>> BEGIN Given records
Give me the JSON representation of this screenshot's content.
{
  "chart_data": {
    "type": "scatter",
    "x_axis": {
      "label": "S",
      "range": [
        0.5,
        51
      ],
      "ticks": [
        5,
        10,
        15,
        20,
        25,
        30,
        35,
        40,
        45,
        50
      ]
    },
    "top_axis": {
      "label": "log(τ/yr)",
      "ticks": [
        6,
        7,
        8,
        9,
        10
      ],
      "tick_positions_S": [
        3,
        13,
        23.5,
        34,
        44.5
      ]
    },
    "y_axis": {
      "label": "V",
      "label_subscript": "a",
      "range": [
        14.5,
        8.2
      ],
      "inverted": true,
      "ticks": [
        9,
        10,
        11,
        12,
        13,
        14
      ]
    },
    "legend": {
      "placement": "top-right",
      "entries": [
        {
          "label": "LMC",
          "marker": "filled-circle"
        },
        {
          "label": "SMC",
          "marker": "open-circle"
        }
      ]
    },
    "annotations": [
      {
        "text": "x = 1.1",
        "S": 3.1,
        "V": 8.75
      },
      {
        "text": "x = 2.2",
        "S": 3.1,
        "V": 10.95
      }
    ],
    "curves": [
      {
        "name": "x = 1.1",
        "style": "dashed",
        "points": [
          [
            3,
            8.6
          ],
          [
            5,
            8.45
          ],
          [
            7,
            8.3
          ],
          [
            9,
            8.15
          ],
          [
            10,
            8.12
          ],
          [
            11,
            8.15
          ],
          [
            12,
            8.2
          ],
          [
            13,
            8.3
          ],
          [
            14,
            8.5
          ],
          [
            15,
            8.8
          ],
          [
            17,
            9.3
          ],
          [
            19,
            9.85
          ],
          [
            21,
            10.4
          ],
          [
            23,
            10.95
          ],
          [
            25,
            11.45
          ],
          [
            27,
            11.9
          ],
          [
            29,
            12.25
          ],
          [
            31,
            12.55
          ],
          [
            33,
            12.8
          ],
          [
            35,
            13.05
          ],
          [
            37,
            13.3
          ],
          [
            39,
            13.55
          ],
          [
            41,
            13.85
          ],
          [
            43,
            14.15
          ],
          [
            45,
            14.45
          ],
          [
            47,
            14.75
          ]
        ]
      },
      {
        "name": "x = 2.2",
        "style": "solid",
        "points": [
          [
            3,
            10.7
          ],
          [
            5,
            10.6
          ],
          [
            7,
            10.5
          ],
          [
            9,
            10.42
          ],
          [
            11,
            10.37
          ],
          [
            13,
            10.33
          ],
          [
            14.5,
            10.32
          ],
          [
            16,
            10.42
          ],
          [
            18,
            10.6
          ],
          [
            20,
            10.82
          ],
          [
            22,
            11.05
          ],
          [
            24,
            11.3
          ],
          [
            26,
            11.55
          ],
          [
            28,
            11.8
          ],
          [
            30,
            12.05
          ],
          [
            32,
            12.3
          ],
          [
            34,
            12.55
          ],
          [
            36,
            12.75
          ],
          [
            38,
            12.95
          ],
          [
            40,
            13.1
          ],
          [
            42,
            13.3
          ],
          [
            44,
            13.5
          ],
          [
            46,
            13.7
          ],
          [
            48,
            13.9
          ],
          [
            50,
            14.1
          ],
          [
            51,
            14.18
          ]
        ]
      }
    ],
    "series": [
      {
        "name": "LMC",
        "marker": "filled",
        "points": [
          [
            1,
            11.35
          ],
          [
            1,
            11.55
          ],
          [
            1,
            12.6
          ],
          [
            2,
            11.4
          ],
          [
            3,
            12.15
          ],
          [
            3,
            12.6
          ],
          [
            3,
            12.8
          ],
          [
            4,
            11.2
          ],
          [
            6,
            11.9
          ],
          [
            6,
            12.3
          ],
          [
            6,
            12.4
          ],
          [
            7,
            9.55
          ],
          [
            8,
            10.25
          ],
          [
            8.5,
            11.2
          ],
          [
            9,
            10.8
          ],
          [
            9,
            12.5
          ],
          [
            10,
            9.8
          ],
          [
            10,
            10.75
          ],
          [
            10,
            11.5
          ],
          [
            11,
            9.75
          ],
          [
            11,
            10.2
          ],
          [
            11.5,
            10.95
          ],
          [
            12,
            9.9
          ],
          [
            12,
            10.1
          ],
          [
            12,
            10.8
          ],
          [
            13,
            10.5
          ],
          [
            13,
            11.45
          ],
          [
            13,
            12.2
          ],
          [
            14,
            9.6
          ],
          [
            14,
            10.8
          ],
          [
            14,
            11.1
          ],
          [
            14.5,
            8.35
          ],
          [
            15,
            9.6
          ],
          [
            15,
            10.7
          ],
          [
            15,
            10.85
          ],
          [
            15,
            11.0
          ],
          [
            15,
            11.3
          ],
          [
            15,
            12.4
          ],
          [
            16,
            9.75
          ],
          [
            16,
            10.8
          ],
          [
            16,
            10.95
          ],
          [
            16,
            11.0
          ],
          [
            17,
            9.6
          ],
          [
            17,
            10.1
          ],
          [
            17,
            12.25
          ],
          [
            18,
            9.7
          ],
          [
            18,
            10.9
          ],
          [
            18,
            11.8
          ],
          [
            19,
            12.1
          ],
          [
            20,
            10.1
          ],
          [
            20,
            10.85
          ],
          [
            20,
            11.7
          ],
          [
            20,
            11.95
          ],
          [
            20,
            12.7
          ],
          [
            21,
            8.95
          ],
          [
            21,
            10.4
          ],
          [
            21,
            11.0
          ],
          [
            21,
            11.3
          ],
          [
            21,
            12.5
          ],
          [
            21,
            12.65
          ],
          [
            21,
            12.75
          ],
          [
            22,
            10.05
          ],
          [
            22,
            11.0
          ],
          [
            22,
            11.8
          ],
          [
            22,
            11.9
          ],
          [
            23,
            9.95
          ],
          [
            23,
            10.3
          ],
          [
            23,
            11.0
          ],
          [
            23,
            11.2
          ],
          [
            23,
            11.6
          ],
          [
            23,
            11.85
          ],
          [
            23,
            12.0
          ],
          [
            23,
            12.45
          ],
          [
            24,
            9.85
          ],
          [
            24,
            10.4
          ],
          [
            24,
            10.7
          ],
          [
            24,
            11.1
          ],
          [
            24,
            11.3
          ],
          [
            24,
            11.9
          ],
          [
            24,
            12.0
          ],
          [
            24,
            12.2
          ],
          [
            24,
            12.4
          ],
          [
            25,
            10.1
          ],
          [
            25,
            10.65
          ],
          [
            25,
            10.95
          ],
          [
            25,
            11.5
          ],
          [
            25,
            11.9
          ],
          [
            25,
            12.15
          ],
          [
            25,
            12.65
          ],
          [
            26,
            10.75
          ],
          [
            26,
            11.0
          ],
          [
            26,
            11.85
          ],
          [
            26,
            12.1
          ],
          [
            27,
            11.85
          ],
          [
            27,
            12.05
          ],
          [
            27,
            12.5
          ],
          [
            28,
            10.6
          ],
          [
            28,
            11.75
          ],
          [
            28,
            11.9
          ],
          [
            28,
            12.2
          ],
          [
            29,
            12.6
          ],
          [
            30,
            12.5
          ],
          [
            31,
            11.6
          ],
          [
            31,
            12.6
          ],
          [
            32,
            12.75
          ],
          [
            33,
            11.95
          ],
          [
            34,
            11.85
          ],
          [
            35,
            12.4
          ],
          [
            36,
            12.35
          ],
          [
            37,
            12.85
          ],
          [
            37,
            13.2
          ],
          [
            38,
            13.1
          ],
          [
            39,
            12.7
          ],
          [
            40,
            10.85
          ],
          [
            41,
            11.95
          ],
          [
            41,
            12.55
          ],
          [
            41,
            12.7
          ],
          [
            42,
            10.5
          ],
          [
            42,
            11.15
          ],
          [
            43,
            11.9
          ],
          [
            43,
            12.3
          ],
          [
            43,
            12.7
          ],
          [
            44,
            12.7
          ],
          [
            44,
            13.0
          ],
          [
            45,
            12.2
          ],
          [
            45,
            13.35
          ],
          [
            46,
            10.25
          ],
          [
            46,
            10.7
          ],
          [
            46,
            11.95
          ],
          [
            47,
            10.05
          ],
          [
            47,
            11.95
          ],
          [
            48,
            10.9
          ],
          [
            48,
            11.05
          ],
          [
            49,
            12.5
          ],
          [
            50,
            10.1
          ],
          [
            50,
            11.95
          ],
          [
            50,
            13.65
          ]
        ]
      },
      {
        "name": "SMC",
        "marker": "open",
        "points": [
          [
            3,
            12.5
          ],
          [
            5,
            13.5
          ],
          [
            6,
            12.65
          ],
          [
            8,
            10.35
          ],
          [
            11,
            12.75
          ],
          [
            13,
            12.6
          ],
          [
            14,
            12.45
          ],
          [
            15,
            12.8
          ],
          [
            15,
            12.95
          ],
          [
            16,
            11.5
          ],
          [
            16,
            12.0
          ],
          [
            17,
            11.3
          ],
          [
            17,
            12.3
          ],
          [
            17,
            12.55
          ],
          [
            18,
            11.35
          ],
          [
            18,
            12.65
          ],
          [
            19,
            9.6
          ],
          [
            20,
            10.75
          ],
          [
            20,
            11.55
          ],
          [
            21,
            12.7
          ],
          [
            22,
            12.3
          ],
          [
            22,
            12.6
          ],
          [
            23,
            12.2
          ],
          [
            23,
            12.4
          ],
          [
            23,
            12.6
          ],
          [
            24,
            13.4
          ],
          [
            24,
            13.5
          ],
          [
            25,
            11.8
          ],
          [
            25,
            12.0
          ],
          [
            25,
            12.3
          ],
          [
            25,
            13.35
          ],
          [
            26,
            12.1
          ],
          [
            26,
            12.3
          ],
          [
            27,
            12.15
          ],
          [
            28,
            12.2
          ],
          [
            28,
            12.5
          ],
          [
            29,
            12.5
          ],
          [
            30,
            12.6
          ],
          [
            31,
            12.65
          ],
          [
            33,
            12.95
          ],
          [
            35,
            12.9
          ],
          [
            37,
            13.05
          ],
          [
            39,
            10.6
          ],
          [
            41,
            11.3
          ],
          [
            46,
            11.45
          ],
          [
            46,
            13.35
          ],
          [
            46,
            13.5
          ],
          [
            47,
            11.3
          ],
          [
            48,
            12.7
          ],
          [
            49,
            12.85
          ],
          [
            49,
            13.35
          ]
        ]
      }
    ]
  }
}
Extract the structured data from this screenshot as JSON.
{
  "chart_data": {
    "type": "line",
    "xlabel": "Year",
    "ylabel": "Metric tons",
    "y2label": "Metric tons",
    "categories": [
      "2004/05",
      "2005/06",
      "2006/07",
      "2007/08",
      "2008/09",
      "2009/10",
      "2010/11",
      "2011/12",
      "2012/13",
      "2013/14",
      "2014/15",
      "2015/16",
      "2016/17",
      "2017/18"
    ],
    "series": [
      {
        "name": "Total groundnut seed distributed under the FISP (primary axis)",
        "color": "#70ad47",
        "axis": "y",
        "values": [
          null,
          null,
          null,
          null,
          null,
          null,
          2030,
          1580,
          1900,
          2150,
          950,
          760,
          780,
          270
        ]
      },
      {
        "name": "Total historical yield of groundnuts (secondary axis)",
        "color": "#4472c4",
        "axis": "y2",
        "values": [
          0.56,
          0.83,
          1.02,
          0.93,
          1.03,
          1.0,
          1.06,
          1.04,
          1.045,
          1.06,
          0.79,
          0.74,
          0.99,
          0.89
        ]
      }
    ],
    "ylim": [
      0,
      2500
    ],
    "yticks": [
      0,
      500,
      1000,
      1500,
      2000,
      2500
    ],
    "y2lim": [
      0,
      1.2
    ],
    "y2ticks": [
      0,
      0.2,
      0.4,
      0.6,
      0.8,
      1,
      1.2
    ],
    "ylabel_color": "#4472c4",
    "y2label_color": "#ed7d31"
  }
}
>> END Given records
Task to carry out »
Copy every line of the material in which the word "circle" occurs.

Result »
          "marker": "filled-circle"
          "marker": "open-circle"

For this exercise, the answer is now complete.